* Start *
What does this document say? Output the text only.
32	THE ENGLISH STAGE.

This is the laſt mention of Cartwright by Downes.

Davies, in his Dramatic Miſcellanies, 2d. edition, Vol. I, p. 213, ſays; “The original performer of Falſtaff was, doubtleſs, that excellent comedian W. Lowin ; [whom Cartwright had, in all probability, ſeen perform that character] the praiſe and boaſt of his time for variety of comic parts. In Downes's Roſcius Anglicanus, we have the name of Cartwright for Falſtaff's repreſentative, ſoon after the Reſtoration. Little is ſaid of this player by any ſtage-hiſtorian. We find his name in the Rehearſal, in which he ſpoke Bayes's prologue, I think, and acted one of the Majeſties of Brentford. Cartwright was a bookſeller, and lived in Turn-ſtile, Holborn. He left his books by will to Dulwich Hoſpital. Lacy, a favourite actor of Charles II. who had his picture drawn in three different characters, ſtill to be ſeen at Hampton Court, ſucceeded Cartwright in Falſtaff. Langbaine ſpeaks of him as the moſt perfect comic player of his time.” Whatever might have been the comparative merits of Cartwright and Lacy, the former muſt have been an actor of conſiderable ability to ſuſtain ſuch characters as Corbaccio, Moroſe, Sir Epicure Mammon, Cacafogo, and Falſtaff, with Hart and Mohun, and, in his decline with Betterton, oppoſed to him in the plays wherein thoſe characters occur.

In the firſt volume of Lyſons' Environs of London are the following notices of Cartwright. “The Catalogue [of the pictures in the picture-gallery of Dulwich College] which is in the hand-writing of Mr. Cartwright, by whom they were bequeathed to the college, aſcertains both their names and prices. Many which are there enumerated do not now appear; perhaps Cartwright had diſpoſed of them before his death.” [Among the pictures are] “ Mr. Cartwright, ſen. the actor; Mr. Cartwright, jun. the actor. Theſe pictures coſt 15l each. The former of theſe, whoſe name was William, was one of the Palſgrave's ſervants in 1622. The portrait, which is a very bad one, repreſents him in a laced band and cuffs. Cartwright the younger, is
* End *
EXERCISE AIM: Extract each line of the material exactly as it stands.

EXERCISE RESULT:
What does this document say? Output the text only.
32	THE ENGLISH STAGE.

This is the laſt mention of Cartwright by Downes.

Davies, in his Dramatic Miſcellanies, 2d. edition, Vol. I, p. 213, ſays; “The original performer of Falſtaff was, doubtleſs, that excellent comedian W. Lowin ; [whom Cartwright had, in all probability, ſeen perform that character] the praiſe and boaſt of his time for variety of comic parts. In Downes's Roſcius Anglicanus, we have the name of Cartwright for Falſtaff's repreſentative, ſoon after the Reſtoration. Little is ſaid of this player by any ſtage-hiſtorian. We find his name in the Rehearſal, in which he ſpoke Bayes's prologue, I think, and acted one of the Majeſties of Brentford. Cartwright was a bookſeller, and lived in Turn-ſtile, Holborn. He left his books by will to Dulwich Hoſpital. Lacy, a favourite actor of Charles II. who had his picture drawn in three different characters, ſtill to be ſeen at Hampton Court, ſucceeded Cartwright in Falſtaff. Langbaine ſpeaks of him as the moſt perfect comic player of his time.” Whatever might have been the comparative merits of Cartwright and Lacy, the former muſt have been an actor of conſiderable ability to ſuſtain ſuch characters as Corbaccio, Moroſe, Sir Epicure Mammon, Cacafogo, and Falſtaff, with Hart and Mohun, and, in his decline with Betterton, oppoſed to him in the plays wherein thoſe characters occur.

In the firſt volume of Lyſons' Environs of London are the following notices of Cartwright. “The Catalogue [of the pictures in the picture-gallery of Dulwich College] which is in the hand-writing of Mr. Cartwright, by whom they were bequeathed to the college, aſcertains both their names and prices. Many which are there enumerated do not now appear; perhaps Cartwright had diſpoſed of them before his death.” [Among the pictures are] “ Mr. Cartwright, ſen. the actor; Mr. Cartwright, jun. the actor. Theſe pictures coſt 15l each. The former of theſe, whoſe name was William, was one of the Palſgrave's ſervants in 1622. The portrait, which is a very bad one, repreſents him in a laced band and cuffs. Cartwright the younger, is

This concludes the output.